▶ **Written exercise**: Word for word, repeat the entries, minus the pictures.

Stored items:
■ ■ ■

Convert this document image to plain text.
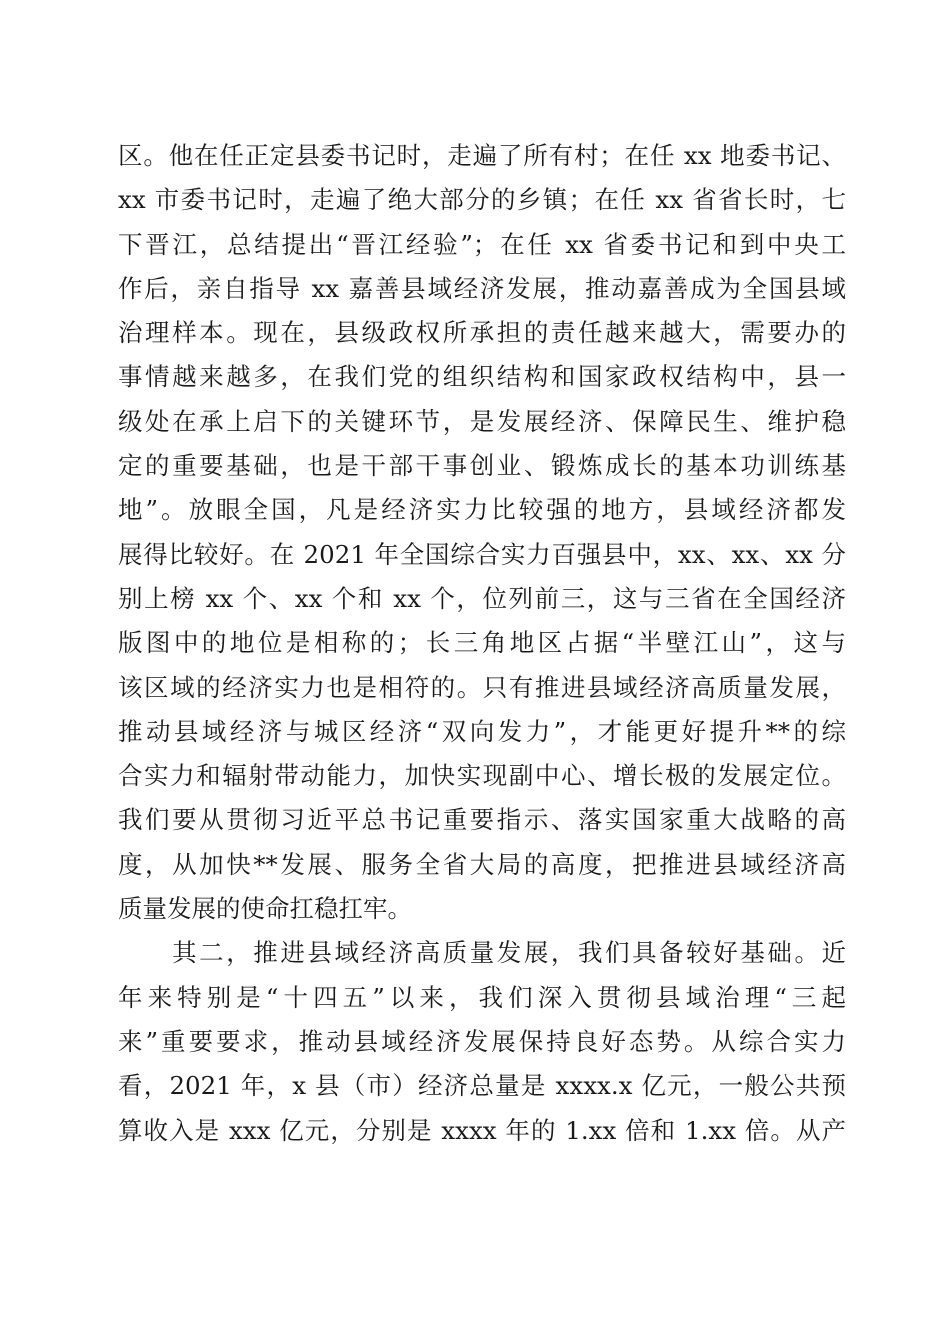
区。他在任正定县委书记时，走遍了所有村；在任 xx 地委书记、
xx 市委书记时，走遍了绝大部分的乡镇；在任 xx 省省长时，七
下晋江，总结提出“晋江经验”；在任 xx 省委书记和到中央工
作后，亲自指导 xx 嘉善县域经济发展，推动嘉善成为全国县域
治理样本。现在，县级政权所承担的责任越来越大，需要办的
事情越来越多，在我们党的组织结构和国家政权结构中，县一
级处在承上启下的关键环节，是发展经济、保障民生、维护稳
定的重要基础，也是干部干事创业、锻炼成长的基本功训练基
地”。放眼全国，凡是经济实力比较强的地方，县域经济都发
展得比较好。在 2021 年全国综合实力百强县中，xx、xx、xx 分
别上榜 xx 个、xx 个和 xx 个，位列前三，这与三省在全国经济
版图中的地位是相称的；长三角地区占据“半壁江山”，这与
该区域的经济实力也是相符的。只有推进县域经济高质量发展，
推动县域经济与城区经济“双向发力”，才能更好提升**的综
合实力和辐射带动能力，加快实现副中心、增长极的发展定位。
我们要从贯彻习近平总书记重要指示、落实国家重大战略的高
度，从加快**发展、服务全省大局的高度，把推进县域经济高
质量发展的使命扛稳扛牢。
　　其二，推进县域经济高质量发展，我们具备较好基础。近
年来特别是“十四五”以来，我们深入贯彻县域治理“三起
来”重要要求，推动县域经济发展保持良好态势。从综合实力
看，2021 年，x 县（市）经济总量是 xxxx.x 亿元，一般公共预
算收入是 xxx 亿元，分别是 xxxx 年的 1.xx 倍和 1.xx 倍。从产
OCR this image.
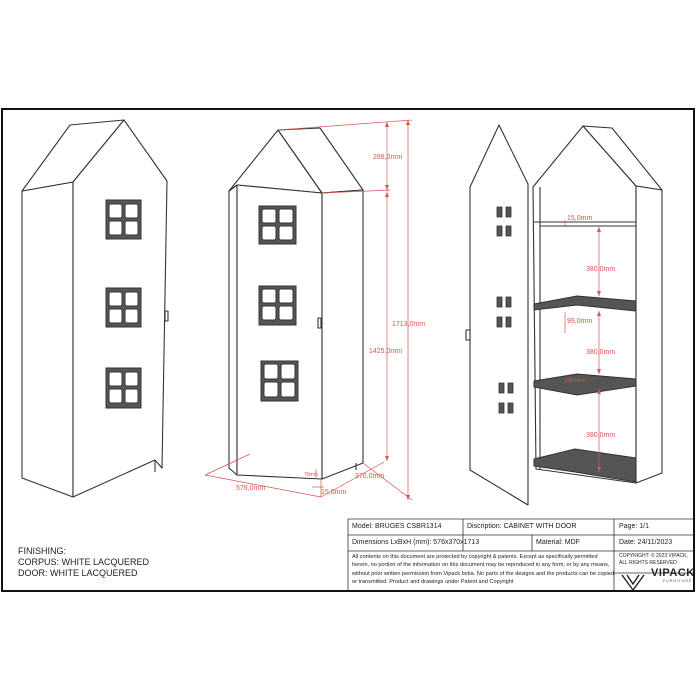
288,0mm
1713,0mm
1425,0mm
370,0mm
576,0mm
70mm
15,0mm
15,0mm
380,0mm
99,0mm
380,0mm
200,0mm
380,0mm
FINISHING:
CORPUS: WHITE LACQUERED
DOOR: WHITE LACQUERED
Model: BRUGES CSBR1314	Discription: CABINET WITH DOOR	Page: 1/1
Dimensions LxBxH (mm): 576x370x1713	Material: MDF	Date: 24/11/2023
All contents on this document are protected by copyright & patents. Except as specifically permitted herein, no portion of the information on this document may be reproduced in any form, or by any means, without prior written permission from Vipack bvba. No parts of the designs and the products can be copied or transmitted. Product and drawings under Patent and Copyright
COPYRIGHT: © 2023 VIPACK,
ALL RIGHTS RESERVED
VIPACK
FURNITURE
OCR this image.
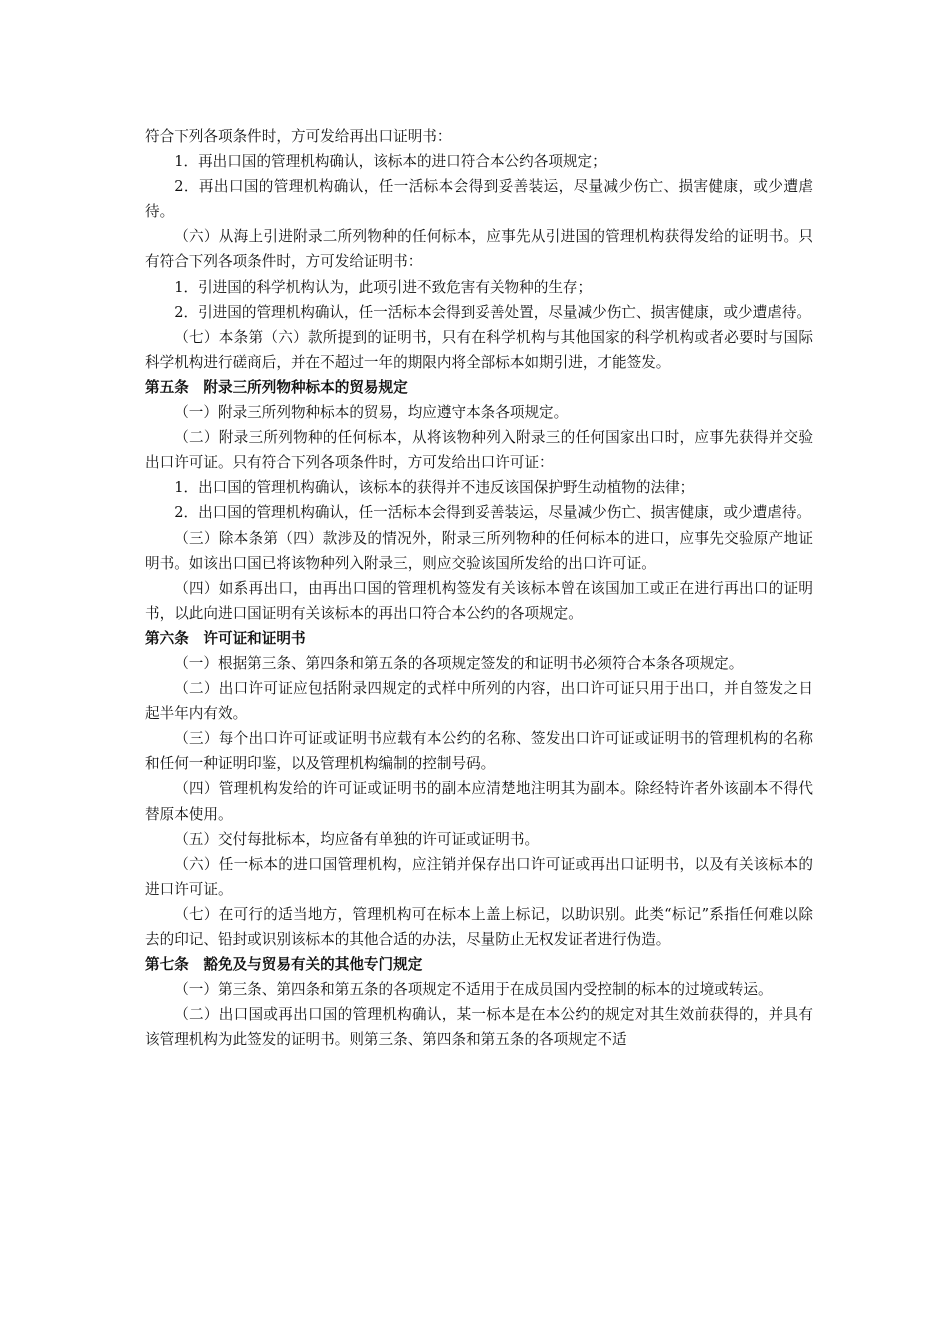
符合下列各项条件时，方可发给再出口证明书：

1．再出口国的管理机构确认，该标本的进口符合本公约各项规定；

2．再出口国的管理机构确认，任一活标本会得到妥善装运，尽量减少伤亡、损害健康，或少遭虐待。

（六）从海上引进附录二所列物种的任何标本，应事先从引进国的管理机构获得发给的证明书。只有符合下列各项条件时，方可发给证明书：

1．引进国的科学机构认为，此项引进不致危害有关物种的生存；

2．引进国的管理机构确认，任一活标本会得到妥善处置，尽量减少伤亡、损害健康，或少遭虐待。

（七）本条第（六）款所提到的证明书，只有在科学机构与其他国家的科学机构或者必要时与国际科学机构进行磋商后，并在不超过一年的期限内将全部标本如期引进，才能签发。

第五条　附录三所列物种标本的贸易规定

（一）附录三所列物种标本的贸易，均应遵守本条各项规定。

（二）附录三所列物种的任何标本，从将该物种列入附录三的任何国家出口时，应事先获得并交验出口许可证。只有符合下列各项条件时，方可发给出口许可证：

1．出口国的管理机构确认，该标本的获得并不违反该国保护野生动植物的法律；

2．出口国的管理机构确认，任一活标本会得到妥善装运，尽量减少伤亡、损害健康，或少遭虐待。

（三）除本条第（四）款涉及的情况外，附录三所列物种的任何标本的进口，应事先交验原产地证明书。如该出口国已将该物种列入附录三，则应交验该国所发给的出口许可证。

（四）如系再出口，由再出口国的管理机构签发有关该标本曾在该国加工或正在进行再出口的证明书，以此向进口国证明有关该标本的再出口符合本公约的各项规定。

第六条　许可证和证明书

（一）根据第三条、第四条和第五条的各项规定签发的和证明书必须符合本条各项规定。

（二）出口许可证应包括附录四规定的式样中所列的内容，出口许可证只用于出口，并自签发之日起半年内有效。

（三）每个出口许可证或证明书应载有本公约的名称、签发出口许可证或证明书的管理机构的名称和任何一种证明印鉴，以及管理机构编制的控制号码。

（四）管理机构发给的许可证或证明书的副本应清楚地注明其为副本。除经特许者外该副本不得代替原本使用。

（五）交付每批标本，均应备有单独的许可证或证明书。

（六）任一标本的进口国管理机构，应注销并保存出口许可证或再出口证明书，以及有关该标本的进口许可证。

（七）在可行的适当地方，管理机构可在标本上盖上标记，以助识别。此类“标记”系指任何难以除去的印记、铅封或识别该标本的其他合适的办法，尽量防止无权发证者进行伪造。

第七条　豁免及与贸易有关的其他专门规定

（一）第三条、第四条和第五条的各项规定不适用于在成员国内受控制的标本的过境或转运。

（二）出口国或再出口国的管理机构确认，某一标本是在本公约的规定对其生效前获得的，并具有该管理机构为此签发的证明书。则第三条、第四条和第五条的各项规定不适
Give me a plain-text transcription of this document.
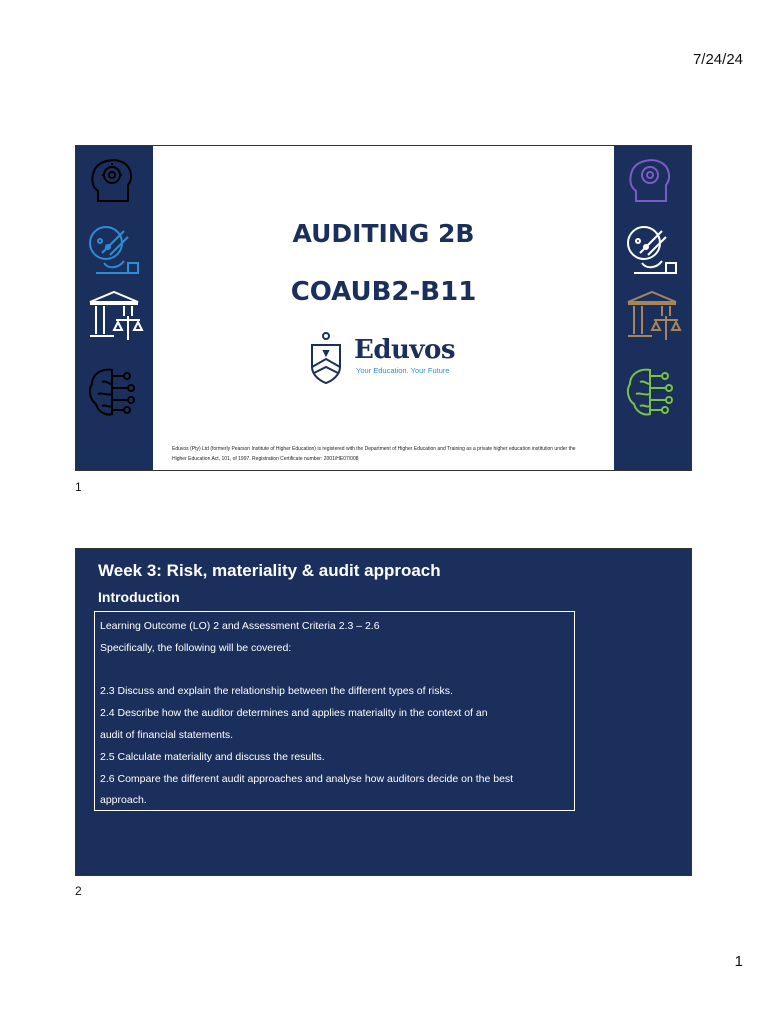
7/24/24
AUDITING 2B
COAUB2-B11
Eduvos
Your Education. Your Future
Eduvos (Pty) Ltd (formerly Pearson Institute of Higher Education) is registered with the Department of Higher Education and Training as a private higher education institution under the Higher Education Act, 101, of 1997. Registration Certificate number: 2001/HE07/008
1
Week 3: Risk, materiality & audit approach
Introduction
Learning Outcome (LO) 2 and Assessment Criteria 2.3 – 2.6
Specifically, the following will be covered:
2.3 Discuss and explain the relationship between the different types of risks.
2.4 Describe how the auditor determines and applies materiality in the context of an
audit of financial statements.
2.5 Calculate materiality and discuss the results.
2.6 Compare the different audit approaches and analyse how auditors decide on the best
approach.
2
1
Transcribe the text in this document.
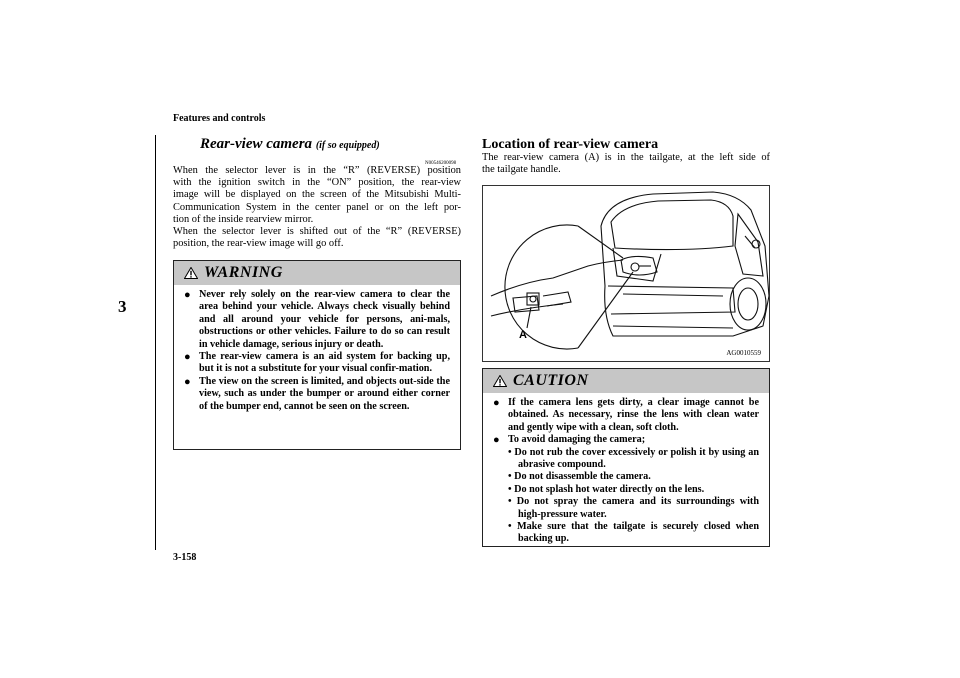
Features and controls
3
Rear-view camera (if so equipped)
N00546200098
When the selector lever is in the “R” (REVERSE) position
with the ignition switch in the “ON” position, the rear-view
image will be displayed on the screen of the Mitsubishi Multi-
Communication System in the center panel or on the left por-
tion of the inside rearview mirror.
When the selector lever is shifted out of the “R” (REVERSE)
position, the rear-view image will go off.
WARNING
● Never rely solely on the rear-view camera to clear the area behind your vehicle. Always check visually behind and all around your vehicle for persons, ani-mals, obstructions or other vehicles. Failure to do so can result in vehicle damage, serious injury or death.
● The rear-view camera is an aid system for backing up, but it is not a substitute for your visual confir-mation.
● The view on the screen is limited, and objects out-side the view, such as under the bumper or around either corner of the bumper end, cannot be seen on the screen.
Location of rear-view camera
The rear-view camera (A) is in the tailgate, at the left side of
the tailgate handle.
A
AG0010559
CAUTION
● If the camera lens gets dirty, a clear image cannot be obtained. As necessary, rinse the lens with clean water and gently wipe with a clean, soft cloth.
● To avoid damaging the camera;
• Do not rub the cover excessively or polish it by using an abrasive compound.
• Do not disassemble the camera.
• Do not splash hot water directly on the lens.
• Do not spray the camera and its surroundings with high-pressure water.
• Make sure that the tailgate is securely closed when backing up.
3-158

■ ■ ■

▶ **Solution**:
Convert this document image to plain text.
区。他在任正定县委书记时，走遍了所有村；在任 xx 地委书记、
xx 市委书记时，走遍了绝大部分的乡镇；在任 xx 省省长时，七
下晋江，总结提出“晋江经验”；在任 xx 省委书记和到中央工
作后，亲自指导 xx 嘉善县域经济发展，推动嘉善成为全国县域
治理样本。现在，县级政权所承担的责任越来越大，需要办的
事情越来越多，在我们党的组织结构和国家政权结构中，县一
级处在承上启下的关键环节，是发展经济、保障民生、维护稳
定的重要基础，也是干部干事创业、锻炼成长的基本功训练基
地”。放眼全国，凡是经济实力比较强的地方，县域经济都发
展得比较好。在 2021 年全国综合实力百强县中，xx、xx、xx 分
别上榜 xx 个、xx 个和 xx 个，位列前三，这与三省在全国经济
版图中的地位是相称的；长三角地区占据“半壁江山”，这与
该区域的经济实力也是相符的。只有推进县域经济高质量发展，
推动县域经济与城区经济“双向发力”，才能更好提升**的综
合实力和辐射带动能力，加快实现副中心、增长极的发展定位。
我们要从贯彻习近平总书记重要指示、落实国家重大战略的高
度，从加快**发展、服务全省大局的高度，把推进县域经济高
质量发展的使命扛稳扛牢。
　　其二，推进县域经济高质量发展，我们具备较好基础。近
年来特别是“十四五”以来，我们深入贯彻县域治理“三起
来”重要要求，推动县域经济发展保持良好态势。从综合实力
看，2021 年，x 县（市）经济总量是 xxxx.x 亿元，一般公共预
算收入是 xxx 亿元，分别是 xxxx 年的 1.xx 倍和 1.xx 倍。从产
OCR this image.
288,0mm
1713,0mm
1425,0mm
370,0mm
576,0mm
70mm
15,0mm
15,0mm
380,0mm
99,0mm
380,0mm
200,0mm
380,0mm
FINISHING:
CORPUS: WHITE LACQUERED
DOOR: WHITE LACQUERED
Model: BRUGES CSBR1314	Discription: CABINET WITH DOOR	Page: 1/1
Dimensions LxBxH (mm): 576x370x1713	Material: MDF	Date: 24/11/2023
All contents on this document are protected by copyright & patents. Except as specifically permitted herein, no portion of the information on this document may be reproduced in any form, or by any means, without prior written permission from Vipack bvba. No parts of the designs and the products can be copied or transmitted. Product and drawings under Patent and Copyright
COPYRIGHT: © 2023 VIPACK,
ALL RIGHTS RESERVED
VIPACK
FURNITURE
OCR this image.
符合下列各项条件时，方可发给再出口证明书：

1．再出口国的管理机构确认，该标本的进口符合本公约各项规定；

2．再出口国的管理机构确认，任一活标本会得到妥善装运，尽量减少伤亡、损害健康，或少遭虐待。

（六）从海上引进附录二所列物种的任何标本，应事先从引进国的管理机构获得发给的证明书。只有符合下列各项条件时，方可发给证明书：

1．引进国的科学机构认为，此项引进不致危害有关物种的生存；

2．引进国的管理机构确认，任一活标本会得到妥善处置，尽量减少伤亡、损害健康，或少遭虐待。

（七）本条第（六）款所提到的证明书，只有在科学机构与其他国家的科学机构或者必要时与国际科学机构进行磋商后，并在不超过一年的期限内将全部标本如期引进，才能签发。

第五条　附录三所列物种标本的贸易规定

（一）附录三所列物种标本的贸易，均应遵守本条各项规定。

（二）附录三所列物种的任何标本，从将该物种列入附录三的任何国家出口时，应事先获得并交验出口许可证。只有符合下列各项条件时，方可发给出口许可证：

1．出口国的管理机构确认，该标本的获得并不违反该国保护野生动植物的法律；

2．出口国的管理机构确认，任一活标本会得到妥善装运，尽量减少伤亡、损害健康，或少遭虐待。

（三）除本条第（四）款涉及的情况外，附录三所列物种的任何标本的进口，应事先交验原产地证明书。如该出口国已将该物种列入附录三，则应交验该国所发给的出口许可证。

（四）如系再出口，由再出口国的管理机构签发有关该标本曾在该国加工或正在进行再出口的证明书，以此向进口国证明有关该标本的再出口符合本公约的各项规定。

第六条　许可证和证明书

（一）根据第三条、第四条和第五条的各项规定签发的和证明书必须符合本条各项规定。

（二）出口许可证应包括附录四规定的式样中所列的内容，出口许可证只用于出口，并自签发之日起半年内有效。

（三）每个出口许可证或证明书应载有本公约的名称、签发出口许可证或证明书的管理机构的名称和任何一种证明印鉴，以及管理机构编制的控制号码。

（四）管理机构发给的许可证或证明书的副本应清楚地注明其为副本。除经特许者外该副本不得代替原本使用。

（五）交付每批标本，均应备有单独的许可证或证明书。

（六）任一标本的进口国管理机构，应注销并保存出口许可证或再出口证明书，以及有关该标本的进口许可证。

（七）在可行的适当地方，管理机构可在标本上盖上标记，以助识别。此类“标记”系指任何难以除去的印记、铅封或识别该标本的其他合适的办法，尽量防止无权发证者进行伪造。

第七条　豁免及与贸易有关的其他专门规定

（一）第三条、第四条和第五条的各项规定不适用于在成员国内受控制的标本的过境或转运。

（二）出口国或再出口国的管理机构确认，某一标本是在本公约的规定对其生效前获得的，并具有该管理机构为此签发的证明书。则第三条、第四条和第五条的各项规定不适
Give me a plain-text transcription of this document.
7/24/24
AUDITING 2B
COAUB2-B11
Eduvos
Your Education. Your Future
Eduvos (Pty) Ltd (formerly Pearson Institute of Higher Education) is registered with the Department of Higher Education and Training as a private higher education institution under the Higher Education Act, 101, of 1997. Registration Certificate number: 2001/HE07/008
1
Week 3: Risk, materiality & audit approach
Introduction
Learning Outcome (LO) 2 and Assessment Criteria 2.3 – 2.6
Specifically, the following will be covered:
2.3 Discuss and explain the relationship between the different types of risks.
2.4 Describe how the auditor determines and applies materiality in the context of an
audit of financial statements.
2.5 Calculate materiality and discuss the results.
2.6 Compare the different audit approaches and analyse how auditors decide on the best
approach.
2
1
Transcribe the text in this document.
Features and controls
3
Rear-view camera (if so equipped)
N00546200098
When the selector lever is in the “R” (REVERSE) position
with the ignition switch in the “ON” position, the rear-view
image will be displayed on the screen of the Mitsubishi Multi-
Communication System in the center panel or on the left por-
tion of the inside rearview mirror.
When the selector lever is shifted out of the “R” (REVERSE)
position, the rear-view image will go off.
WARNING
● Never rely solely on the rear-view camera to clear the area behind your vehicle. Always check visually behind and all around your vehicle for persons, ani-mals, obstructions or other vehicles. Failure to do so can result in vehicle damage, serious injury or death.
● The rear-view camera is an aid system for backing up, but it is not a substitute for your visual confir-mation.
● The view on the screen is limited, and objects out-side the view, such as under the bumper or around either corner of the bumper end, cannot be seen on the screen.
Location of rear-view camera
The rear-view camera (A) is in the tailgate, at the left side of
the tailgate handle.
A
AG0010559
CAUTION
● If the camera lens gets dirty, a clear image cannot be obtained. As necessary, rinse the lens with clean water and gently wipe with a clean, soft cloth.
● To avoid damaging the camera;
• Do not rub the cover excessively or polish it by using an abrasive compound.
• Do not disassemble the camera.
• Do not splash hot water directly on the lens.
• Do not spray the camera and its surroundings with high-pressure water.
• Make sure that the tailgate is securely closed when backing up.
3-158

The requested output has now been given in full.